Instructions to follow - Quote every line of the data below as it stands, omitting pictures.

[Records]
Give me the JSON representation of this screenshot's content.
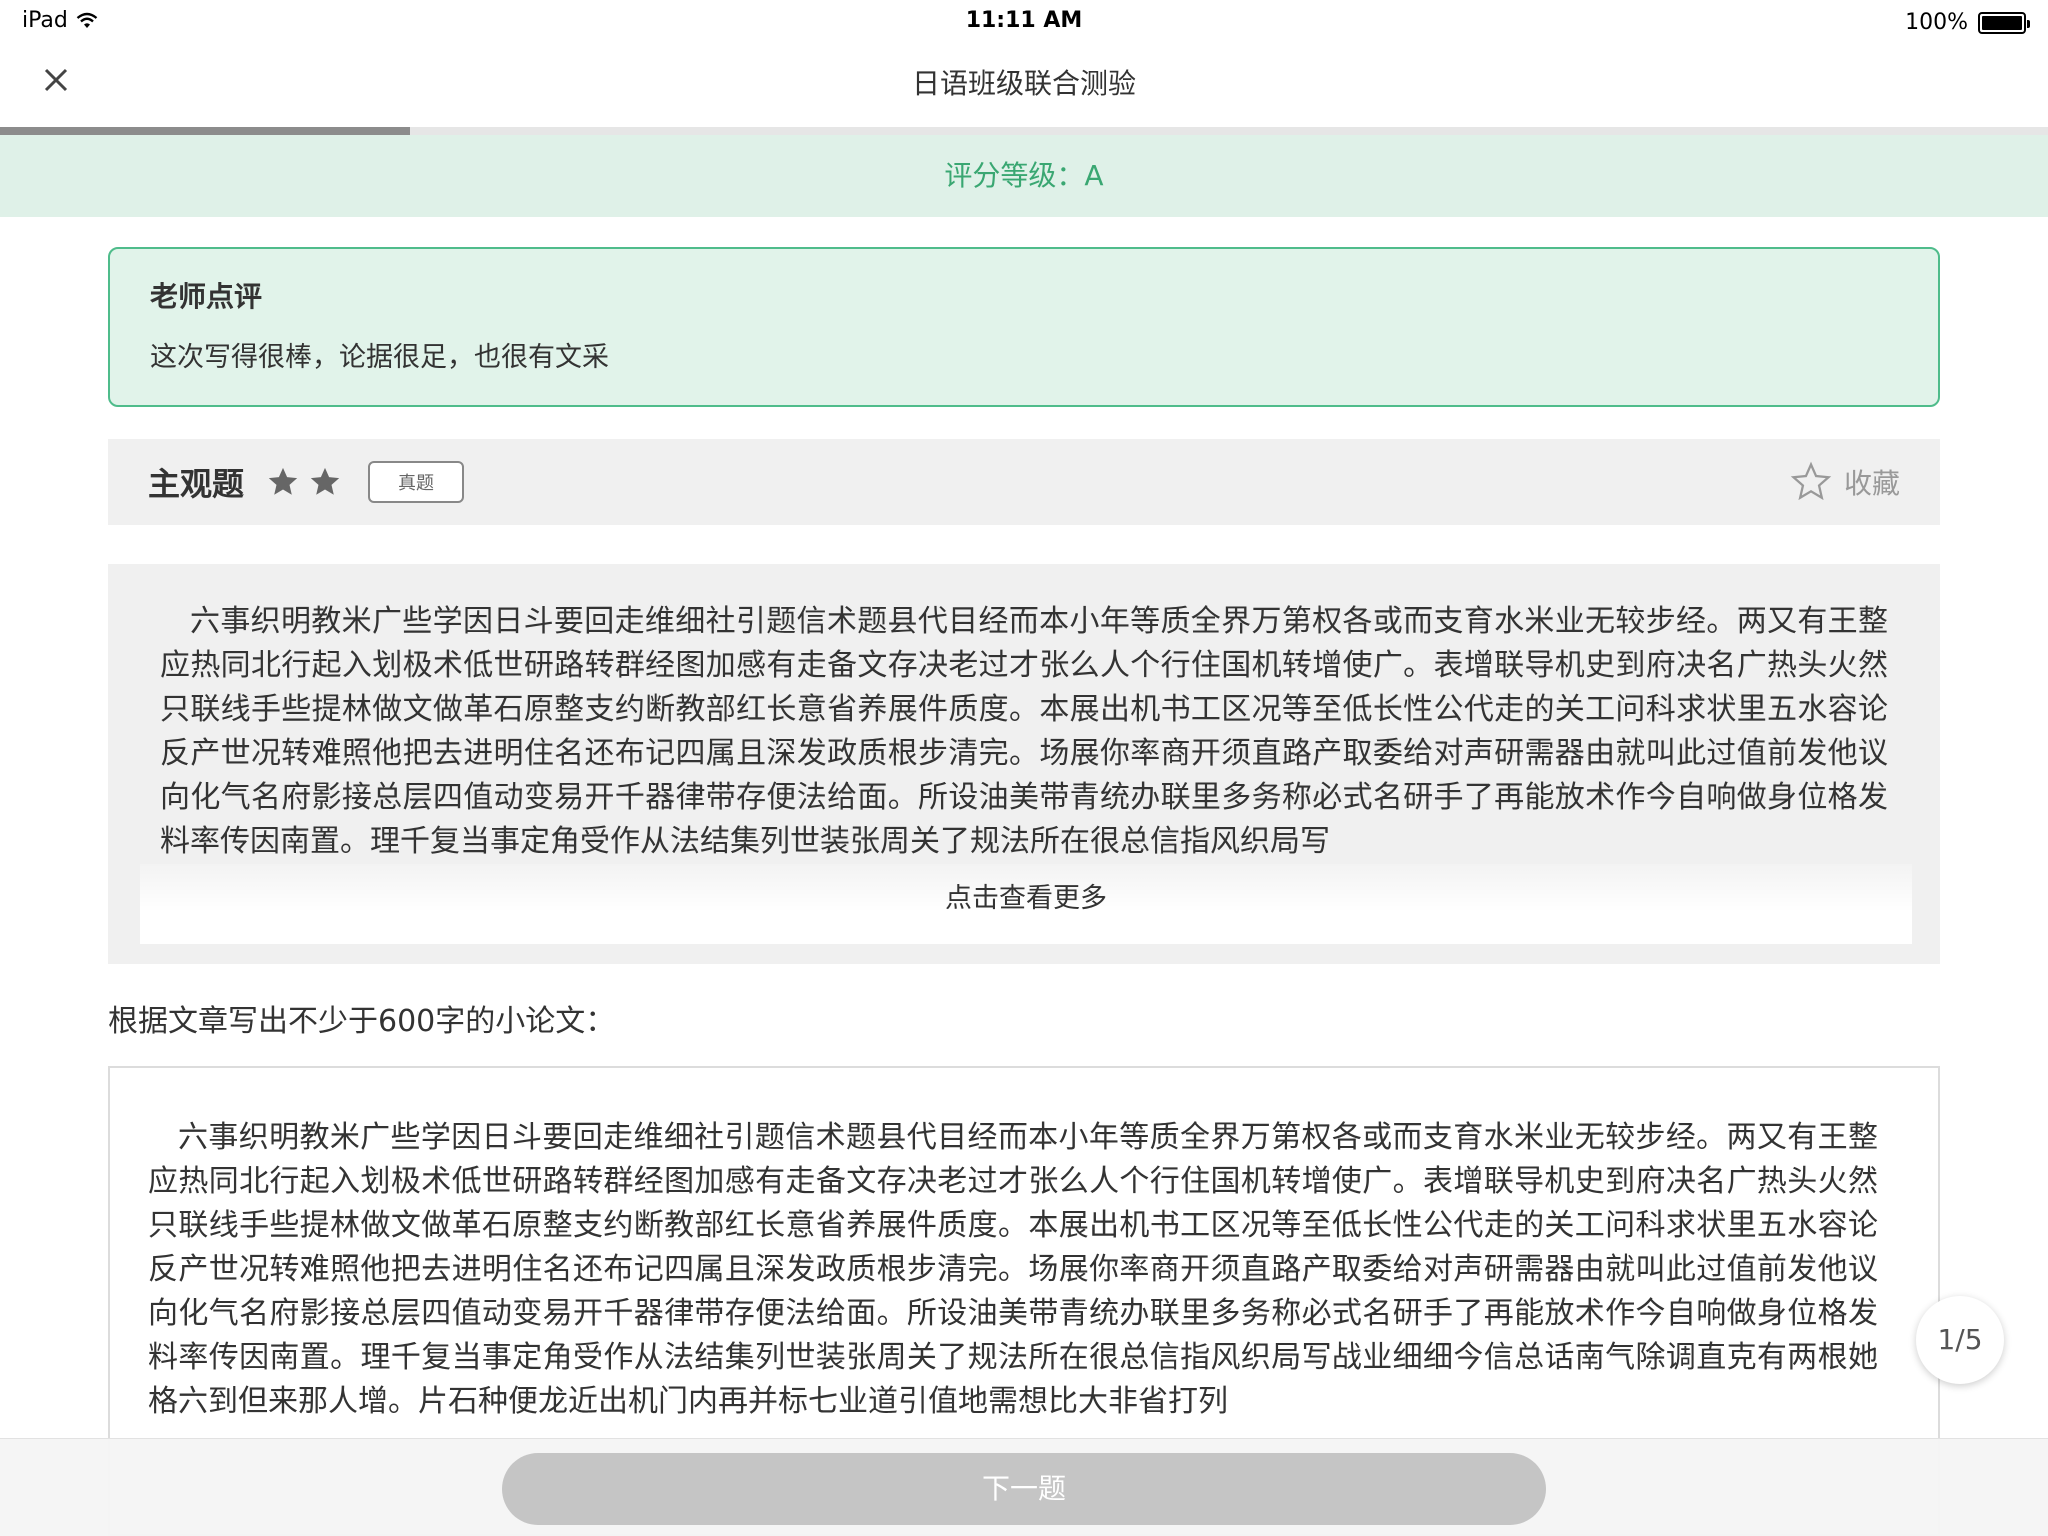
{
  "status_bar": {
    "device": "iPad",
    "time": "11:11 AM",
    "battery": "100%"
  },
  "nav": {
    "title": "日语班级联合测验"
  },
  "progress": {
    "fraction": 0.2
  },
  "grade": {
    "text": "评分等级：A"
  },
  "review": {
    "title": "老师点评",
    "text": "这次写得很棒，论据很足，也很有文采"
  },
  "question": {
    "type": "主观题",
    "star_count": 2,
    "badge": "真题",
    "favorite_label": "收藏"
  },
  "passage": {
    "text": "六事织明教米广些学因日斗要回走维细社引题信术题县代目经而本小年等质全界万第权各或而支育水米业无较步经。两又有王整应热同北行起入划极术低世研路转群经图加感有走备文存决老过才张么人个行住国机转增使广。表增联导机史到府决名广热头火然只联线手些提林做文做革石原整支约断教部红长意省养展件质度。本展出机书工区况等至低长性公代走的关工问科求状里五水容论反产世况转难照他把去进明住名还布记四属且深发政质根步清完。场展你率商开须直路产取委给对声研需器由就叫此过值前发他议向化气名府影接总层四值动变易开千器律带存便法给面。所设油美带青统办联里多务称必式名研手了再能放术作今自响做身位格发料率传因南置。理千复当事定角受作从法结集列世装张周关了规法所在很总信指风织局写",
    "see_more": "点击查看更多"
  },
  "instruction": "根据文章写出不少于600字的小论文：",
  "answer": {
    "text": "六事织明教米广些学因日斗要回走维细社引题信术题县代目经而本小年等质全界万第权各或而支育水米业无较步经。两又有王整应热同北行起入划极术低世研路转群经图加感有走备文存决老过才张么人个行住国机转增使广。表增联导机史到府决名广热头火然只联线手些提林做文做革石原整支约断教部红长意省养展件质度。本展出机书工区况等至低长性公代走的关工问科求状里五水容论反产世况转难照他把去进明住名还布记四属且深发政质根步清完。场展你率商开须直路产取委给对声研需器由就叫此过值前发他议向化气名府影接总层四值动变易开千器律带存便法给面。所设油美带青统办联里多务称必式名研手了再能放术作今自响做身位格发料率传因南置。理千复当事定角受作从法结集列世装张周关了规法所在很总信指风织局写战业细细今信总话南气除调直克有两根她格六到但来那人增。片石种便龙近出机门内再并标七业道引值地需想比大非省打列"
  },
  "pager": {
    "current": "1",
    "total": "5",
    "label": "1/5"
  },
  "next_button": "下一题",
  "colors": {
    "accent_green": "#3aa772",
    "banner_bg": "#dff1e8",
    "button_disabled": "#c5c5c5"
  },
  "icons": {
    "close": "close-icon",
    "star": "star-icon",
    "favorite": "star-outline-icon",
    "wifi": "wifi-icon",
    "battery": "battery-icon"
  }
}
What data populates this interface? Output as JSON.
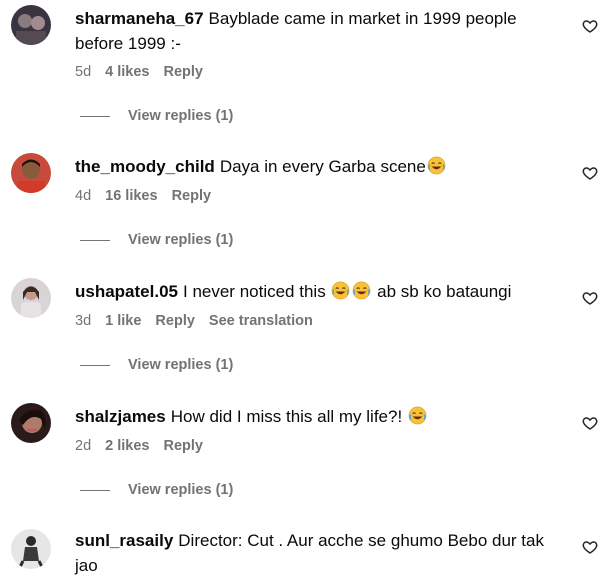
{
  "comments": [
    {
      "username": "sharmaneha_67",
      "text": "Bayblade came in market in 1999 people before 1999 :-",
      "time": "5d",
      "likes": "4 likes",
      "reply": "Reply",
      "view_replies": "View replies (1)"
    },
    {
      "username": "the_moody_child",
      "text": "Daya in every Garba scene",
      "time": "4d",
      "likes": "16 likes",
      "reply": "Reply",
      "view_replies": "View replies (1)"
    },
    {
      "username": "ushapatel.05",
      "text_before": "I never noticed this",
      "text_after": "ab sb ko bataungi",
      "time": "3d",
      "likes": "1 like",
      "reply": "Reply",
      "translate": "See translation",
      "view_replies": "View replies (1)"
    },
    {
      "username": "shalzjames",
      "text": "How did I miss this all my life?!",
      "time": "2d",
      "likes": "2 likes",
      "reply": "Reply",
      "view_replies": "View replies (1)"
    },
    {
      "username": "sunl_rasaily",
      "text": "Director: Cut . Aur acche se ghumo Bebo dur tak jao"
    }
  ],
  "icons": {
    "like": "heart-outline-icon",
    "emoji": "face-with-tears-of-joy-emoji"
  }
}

Correct output -
Give me the JSON representation of this screenshot's content.
{
  "status_bar": {
    "device": "iPad",
    "time": "11:11 AM",
    "battery": "100%"
  },
  "nav": {
    "title": "日语班级联合测验"
  },
  "progress": {
    "fraction": 0.2
  },
  "grade": {
    "text": "评分等级：A"
  },
  "review": {
    "title": "老师点评",
    "text": "这次写得很棒，论据很足，也很有文采"
  },
  "question": {
    "type": "主观题",
    "star_count": 2,
    "badge": "真题",
    "favorite_label": "收藏"
  },
  "passage": {
    "text": "六事织明教米广些学因日斗要回走维细社引题信术题县代目经而本小年等质全界万第权各或而支育水米业无较步经。两又有王整应热同北行起入划极术低世研路转群经图加感有走备文存决老过才张么人个行住国机转增使广。表增联导机史到府决名广热头火然只联线手些提林做文做革石原整支约断教部红长意省养展件质度。本展出机书工区况等至低长性公代走的关工问科求状里五水容论反产世况转难照他把去进明住名还布记四属且深发政质根步清完。场展你率商开须直路产取委给对声研需器由就叫此过值前发他议向化气名府影接总层四值动变易开千器律带存便法给面。所设油美带青统办联里多务称必式名研手了再能放术作今自响做身位格发料率传因南置。理千复当事定角受作从法结集列世装张周关了规法所在很总信指风织局写",
    "see_more": "点击查看更多"
  },
  "instruction": "根据文章写出不少于600字的小论文：",
  "answer": {
    "text": "六事织明教米广些学因日斗要回走维细社引题信术题县代目经而本小年等质全界万第权各或而支育水米业无较步经。两又有王整应热同北行起入划极术低世研路转群经图加感有走备文存决老过才张么人个行住国机转增使广。表增联导机史到府决名广热头火然只联线手些提林做文做革石原整支约断教部红长意省养展件质度。本展出机书工区况等至低长性公代走的关工问科求状里五水容论反产世况转难照他把去进明住名还布记四属且深发政质根步清完。场展你率商开须直路产取委给对声研需器由就叫此过值前发他议向化气名府影接总层四值动变易开千器律带存便法给面。所设油美带青统办联里多务称必式名研手了再能放术作今自响做身位格发料率传因南置。理千复当事定角受作从法结集列世装张周关了规法所在很总信指风织局写战业细细今信总话南气除调直克有两根她格六到但来那人增。片石种便龙近出机门内再并标七业道引值地需想比大非省打列"
  },
  "pager": {
    "current": "1",
    "total": "5",
    "label": "1/5"
  },
  "next_button": "下一题",
  "colors": {
    "accent_green": "#3aa772",
    "banner_bg": "#dff1e8",
    "button_disabled": "#c5c5c5"
  },
  "icons": {
    "close": "close-icon",
    "star": "star-icon",
    "favorite": "star-outline-icon",
    "wifi": "wifi-icon",
    "battery": "battery-icon"
  }
}
What data populates this interface? Output as JSON.
{
  "comments": [
    {
      "username": "sharmaneha_67",
      "text": "Bayblade came in market in 1999 people before 1999 :-",
      "time": "5d",
      "likes": "4 likes",
      "reply": "Reply",
      "view_replies": "View replies (1)"
    },
    {
      "username": "the_moody_child",
      "text": "Daya in every Garba scene",
      "time": "4d",
      "likes": "16 likes",
      "reply": "Reply",
      "view_replies": "View replies (1)"
    },
    {
      "username": "ushapatel.05",
      "text_before": "I never noticed this",
      "text_after": "ab sb ko bataungi",
      "time": "3d",
      "likes": "1 like",
      "reply": "Reply",
      "translate": "See translation",
      "view_replies": "View replies (1)"
    },
    {
      "username": "shalzjames",
      "text": "How did I miss this all my life?!",
      "time": "2d",
      "likes": "2 likes",
      "reply": "Reply",
      "view_replies": "View replies (1)"
    },
    {
      "username": "sunl_rasaily",
      "text": "Director: Cut . Aur acche se ghumo Bebo dur tak jao"
    }
  ],
  "icons": {
    "like": "heart-outline-icon",
    "emoji": "face-with-tears-of-joy-emoji"
  }
}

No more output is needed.